Task directions ->
Retype all of the entries exactly as they appear.

Supplied data ->

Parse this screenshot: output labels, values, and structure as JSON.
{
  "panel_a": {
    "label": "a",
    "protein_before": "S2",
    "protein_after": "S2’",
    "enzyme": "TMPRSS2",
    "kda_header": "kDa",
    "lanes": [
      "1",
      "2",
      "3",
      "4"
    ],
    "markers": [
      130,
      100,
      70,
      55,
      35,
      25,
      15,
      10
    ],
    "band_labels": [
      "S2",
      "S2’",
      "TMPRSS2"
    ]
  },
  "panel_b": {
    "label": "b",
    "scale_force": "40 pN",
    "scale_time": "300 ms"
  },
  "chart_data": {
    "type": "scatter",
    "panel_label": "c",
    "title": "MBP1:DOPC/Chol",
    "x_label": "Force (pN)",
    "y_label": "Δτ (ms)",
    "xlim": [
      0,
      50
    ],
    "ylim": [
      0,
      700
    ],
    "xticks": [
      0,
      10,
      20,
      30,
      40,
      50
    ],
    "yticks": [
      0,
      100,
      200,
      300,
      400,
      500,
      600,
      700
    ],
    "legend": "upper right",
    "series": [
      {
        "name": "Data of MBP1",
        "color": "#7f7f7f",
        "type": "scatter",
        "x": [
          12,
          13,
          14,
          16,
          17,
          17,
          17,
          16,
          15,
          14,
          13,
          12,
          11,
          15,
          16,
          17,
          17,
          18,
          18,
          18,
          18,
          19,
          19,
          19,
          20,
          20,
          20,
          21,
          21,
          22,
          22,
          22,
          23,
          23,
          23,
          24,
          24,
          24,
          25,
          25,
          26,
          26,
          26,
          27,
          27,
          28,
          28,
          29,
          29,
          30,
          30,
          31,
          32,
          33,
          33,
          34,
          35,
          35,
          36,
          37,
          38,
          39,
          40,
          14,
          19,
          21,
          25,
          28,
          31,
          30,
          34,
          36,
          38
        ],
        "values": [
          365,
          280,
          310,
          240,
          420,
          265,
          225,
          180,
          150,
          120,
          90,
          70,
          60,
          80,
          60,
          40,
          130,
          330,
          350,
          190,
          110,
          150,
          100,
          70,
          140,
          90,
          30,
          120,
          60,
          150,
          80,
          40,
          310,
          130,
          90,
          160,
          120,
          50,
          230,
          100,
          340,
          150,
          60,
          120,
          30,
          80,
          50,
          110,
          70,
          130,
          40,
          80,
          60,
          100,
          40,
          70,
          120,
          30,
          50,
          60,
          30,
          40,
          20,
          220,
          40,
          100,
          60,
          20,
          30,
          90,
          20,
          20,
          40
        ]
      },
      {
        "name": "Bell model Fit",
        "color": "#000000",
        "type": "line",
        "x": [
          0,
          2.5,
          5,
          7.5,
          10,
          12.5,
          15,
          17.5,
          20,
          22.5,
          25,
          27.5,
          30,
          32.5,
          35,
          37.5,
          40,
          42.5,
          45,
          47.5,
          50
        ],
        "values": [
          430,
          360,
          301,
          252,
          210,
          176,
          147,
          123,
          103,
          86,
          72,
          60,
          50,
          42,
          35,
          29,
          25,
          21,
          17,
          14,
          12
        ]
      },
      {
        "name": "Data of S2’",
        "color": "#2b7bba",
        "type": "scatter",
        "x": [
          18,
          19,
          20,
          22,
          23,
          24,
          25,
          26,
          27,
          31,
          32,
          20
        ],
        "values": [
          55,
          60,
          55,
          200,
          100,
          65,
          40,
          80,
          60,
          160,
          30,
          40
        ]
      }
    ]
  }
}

Answer to this problem ->
Parse this screenshot: output labels, values, and structure as JSON.
{
  "panel_a": {
    "label": "a",
    "protein_before": "S2",
    "protein_after": "S2’",
    "enzyme": "TMPRSS2",
    "kda_header": "kDa",
    "lanes": [
      "1",
      "2",
      "3",
      "4"
    ],
    "markers": [
      130,
      100,
      70,
      55,
      35,
      25,
      15,
      10
    ],
    "band_labels": [
      "S2",
      "S2’",
      "TMPRSS2"
    ]
  },
  "panel_b": {
    "label": "b",
    "scale_force": "40 pN",
    "scale_time": "300 ms"
  },
  "chart_data": {
    "type": "scatter",
    "panel_label": "c",
    "title": "MBP1:DOPC/Chol",
    "x_label": "Force (pN)",
    "y_label": "Δτ (ms)",
    "xlim": [
      0,
      50
    ],
    "ylim": [
      0,
      700
    ],
    "xticks": [
      0,
      10,
      20,
      30,
      40,
      50
    ],
    "yticks": [
      0,
      100,
      200,
      300,
      400,
      500,
      600,
      700
    ],
    "legend": "upper right",
    "series": [
      {
        "name": "Data of MBP1",
        "color": "#7f7f7f",
        "type": "scatter",
        "x": [
          12,
          13,
          14,
          16,
          17,
          17,
          17,
          16,
          15,
          14,
          13,
          12,
          11,
          15,
          16,
          17,
          17,
          18,
          18,
          18,
          18,
          19,
          19,
          19,
          20,
          20,
          20,
          21,
          21,
          22,
          22,
          22,
          23,
          23,
          23,
          24,
          24,
          24,
          25,
          25,
          26,
          26,
          26,
          27,
          27,
          28,
          28,
          29,
          29,
          30,
          30,
          31,
          32,
          33,
          33,
          34,
          35,
          35,
          36,
          37,
          38,
          39,
          40,
          14,
          19,
          21,
          25,
          28,
          31,
          30,
          34,
          36,
          38
        ],
        "values": [
          365,
          280,
          310,
          240,
          420,
          265,
          225,
          180,
          150,
          120,
          90,
          70,
          60,
          80,
          60,
          40,
          130,
          330,
          350,
          190,
          110,
          150,
          100,
          70,
          140,
          90,
          30,
          120,
          60,
          150,
          80,
          40,
          310,
          130,
          90,
          160,
          120,
          50,
          230,
          100,
          340,
          150,
          60,
          120,
          30,
          80,
          50,
          110,
          70,
          130,
          40,
          80,
          60,
          100,
          40,
          70,
          120,
          30,
          50,
          60,
          30,
          40,
          20,
          220,
          40,
          100,
          60,
          20,
          30,
          90,
          20,
          20,
          40
        ]
      },
      {
        "name": "Bell model Fit",
        "color": "#000000",
        "type": "line",
        "x": [
          0,
          2.5,
          5,
          7.5,
          10,
          12.5,
          15,
          17.5,
          20,
          22.5,
          25,
          27.5,
          30,
          32.5,
          35,
          37.5,
          40,
          42.5,
          45,
          47.5,
          50
        ],
        "values": [
          430,
          360,
          301,
          252,
          210,
          176,
          147,
          123,
          103,
          86,
          72,
          60,
          50,
          42,
          35,
          29,
          25,
          21,
          17,
          14,
          12
        ]
      },
      {
        "name": "Data of S2’",
        "color": "#2b7bba",
        "type": "scatter",
        "x": [
          18,
          19,
          20,
          22,
          23,
          24,
          25,
          26,
          27,
          31,
          32,
          20
        ],
        "values": [
          55,
          60,
          55,
          200,
          100,
          65,
          40,
          80,
          60,
          160,
          30,
          40
        ]
      }
    ]
  }
}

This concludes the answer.